==== RECORDS PROVIDED ====
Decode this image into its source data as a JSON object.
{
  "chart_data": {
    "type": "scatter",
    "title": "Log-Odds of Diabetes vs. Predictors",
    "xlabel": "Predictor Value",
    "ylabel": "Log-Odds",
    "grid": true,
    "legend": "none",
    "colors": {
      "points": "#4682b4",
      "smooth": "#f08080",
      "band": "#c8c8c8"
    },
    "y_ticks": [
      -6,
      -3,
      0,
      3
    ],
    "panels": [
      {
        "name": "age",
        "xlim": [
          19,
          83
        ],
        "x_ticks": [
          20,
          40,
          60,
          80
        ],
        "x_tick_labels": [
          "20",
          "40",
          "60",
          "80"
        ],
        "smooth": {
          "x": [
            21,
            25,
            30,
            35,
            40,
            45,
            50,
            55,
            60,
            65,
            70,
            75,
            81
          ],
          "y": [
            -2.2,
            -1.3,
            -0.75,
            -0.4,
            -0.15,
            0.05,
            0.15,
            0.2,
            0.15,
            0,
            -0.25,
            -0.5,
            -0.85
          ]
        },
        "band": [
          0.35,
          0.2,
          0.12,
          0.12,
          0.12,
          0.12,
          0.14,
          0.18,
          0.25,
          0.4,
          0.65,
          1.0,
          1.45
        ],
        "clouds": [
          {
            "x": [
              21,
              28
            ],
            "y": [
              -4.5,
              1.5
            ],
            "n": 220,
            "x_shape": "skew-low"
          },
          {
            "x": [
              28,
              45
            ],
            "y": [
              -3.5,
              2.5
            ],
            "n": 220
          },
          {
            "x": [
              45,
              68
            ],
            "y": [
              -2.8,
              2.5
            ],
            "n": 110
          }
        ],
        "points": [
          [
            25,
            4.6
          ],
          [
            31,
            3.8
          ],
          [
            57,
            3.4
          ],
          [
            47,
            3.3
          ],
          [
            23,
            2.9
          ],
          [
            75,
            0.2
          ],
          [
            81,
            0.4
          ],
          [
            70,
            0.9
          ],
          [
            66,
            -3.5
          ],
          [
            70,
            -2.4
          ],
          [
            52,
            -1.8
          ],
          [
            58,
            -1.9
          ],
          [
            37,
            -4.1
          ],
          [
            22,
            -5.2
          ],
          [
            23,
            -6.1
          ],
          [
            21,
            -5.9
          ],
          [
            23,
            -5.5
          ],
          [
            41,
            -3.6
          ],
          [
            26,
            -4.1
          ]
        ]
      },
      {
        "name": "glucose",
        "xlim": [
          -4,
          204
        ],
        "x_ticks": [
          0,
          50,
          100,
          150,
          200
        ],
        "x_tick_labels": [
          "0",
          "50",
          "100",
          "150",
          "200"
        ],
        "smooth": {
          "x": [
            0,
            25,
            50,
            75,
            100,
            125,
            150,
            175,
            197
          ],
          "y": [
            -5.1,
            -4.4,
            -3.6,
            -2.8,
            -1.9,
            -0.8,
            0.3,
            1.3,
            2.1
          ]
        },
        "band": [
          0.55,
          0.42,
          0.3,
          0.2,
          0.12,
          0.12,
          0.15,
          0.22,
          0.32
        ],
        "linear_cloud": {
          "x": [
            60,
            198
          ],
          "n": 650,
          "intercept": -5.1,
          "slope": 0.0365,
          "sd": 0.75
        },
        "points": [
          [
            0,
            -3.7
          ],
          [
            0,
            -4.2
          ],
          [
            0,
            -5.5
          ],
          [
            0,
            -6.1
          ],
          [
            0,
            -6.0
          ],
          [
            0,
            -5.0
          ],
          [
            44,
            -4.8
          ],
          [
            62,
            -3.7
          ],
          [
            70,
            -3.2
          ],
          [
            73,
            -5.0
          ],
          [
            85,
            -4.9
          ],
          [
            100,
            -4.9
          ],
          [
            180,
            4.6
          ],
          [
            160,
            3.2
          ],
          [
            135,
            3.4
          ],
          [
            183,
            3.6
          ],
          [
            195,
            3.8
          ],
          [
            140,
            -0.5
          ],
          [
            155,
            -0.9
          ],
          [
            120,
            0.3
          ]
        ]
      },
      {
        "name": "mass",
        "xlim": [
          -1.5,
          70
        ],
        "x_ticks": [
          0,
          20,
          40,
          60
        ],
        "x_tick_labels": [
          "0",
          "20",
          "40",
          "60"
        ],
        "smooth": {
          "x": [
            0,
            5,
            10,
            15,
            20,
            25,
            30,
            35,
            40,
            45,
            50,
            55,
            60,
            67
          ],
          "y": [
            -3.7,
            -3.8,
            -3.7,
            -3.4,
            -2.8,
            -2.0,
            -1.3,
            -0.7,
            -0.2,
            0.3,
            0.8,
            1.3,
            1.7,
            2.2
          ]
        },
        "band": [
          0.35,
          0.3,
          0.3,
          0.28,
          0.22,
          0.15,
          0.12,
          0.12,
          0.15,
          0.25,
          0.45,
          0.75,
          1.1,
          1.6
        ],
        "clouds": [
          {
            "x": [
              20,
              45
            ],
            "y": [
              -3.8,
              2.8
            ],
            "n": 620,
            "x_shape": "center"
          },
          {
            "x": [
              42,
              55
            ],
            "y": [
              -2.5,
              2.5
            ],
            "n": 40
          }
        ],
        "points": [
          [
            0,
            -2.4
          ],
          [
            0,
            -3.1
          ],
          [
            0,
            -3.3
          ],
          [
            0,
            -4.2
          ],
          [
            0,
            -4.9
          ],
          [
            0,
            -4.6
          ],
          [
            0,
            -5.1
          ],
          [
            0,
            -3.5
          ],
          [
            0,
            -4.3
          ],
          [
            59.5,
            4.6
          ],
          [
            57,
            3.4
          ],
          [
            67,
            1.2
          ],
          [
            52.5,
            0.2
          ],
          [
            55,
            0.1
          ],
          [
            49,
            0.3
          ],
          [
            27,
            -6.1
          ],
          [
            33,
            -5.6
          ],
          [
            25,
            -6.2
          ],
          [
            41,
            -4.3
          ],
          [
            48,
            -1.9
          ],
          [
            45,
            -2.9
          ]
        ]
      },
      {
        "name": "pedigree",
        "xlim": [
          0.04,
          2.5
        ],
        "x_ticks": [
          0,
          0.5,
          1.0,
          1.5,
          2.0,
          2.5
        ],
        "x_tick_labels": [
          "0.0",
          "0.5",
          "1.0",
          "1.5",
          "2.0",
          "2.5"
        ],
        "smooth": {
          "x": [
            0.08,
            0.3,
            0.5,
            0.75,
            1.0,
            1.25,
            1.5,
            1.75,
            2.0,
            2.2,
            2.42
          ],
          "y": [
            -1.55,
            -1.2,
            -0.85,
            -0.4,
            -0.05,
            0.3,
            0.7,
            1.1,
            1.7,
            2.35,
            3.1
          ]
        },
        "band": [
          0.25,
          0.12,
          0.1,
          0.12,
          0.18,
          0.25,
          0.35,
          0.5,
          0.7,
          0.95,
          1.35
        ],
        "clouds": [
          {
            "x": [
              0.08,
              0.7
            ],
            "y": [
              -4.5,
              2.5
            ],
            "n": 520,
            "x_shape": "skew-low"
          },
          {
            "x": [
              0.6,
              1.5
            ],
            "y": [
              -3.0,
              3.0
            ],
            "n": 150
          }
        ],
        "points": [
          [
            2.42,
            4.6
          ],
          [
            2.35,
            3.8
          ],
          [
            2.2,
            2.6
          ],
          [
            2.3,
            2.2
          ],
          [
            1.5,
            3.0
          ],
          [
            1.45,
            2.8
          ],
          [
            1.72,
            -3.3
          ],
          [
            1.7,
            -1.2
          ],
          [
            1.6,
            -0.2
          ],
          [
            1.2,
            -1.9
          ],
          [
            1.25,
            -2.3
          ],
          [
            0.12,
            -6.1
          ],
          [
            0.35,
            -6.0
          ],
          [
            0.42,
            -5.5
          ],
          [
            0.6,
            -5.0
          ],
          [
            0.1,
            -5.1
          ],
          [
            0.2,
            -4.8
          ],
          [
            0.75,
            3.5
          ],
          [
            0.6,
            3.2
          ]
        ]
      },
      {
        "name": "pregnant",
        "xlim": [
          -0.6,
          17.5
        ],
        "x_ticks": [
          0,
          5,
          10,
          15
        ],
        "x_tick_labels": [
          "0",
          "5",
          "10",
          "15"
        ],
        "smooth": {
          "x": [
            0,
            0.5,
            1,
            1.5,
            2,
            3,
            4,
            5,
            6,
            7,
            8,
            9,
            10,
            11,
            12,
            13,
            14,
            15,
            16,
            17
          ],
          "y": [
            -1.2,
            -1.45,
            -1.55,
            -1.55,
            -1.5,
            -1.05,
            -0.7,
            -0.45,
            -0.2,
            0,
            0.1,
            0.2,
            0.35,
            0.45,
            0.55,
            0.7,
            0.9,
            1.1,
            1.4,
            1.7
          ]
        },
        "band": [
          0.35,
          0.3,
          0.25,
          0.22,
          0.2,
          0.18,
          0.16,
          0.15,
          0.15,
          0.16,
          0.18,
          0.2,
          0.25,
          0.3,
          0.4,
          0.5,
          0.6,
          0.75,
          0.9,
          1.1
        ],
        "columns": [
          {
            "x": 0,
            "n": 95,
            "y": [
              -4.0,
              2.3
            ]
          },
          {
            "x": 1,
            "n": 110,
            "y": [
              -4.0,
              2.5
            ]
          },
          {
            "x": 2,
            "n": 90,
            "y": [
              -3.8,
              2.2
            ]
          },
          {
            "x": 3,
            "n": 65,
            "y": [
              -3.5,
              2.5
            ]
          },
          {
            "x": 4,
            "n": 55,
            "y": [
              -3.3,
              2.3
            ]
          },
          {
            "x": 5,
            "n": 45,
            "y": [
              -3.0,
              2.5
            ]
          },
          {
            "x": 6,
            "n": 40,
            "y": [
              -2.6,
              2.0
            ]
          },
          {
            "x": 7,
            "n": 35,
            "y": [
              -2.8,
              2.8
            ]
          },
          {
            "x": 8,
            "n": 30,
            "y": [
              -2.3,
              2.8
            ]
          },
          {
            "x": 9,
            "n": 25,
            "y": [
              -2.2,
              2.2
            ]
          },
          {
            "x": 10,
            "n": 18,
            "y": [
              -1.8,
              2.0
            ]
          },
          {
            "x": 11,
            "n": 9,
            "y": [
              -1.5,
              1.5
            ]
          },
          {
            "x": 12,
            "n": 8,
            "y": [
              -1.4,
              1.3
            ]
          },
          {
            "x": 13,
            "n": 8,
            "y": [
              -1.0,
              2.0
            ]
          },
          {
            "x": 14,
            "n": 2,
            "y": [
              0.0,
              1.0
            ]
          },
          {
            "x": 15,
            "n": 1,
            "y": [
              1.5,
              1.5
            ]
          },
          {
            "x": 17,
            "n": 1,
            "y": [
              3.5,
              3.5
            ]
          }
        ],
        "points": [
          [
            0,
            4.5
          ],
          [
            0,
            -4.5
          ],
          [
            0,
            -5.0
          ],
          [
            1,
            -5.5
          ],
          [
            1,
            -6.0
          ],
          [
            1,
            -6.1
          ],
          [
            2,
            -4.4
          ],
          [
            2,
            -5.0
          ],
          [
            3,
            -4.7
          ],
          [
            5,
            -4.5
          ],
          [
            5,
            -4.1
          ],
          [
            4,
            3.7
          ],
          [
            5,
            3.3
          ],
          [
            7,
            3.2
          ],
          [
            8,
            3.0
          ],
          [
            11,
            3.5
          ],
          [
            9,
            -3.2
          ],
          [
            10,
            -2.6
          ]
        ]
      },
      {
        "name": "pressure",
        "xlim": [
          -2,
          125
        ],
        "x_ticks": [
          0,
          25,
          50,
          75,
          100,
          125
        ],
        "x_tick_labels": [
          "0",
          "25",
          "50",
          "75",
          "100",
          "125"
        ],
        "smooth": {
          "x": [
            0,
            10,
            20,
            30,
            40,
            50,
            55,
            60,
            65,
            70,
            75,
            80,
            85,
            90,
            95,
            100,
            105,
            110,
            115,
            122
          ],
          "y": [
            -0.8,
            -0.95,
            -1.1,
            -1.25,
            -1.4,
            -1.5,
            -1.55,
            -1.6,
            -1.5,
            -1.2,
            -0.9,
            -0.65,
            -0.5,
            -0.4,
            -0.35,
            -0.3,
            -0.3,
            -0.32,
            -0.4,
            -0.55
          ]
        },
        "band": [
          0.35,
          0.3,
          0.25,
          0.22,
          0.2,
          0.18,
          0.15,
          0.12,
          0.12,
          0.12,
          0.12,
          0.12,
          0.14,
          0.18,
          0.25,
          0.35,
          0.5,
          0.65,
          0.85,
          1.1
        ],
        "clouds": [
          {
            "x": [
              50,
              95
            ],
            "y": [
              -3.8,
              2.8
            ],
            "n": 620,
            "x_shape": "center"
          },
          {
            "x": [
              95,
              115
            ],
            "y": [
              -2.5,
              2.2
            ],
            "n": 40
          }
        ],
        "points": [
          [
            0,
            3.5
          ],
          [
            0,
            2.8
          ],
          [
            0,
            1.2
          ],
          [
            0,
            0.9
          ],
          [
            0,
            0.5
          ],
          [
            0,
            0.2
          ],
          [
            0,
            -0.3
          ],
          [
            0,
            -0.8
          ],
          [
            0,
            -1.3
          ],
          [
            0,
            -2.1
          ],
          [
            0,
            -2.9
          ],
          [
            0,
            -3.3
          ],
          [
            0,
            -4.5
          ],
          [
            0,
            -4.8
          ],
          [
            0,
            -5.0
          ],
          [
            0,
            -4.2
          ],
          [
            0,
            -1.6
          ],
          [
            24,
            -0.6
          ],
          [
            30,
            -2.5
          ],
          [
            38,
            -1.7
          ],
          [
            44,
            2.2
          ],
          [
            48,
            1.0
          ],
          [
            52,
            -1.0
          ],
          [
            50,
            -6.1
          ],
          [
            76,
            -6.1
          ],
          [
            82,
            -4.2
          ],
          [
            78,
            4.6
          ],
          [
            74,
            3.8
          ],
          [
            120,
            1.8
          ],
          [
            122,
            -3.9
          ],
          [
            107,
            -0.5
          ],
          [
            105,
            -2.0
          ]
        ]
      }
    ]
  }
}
====
**PROMPT**
Within the listing above, work out how many lines contain the string "name", and reply with that number only.

**PROBLEM SOLUTION**
6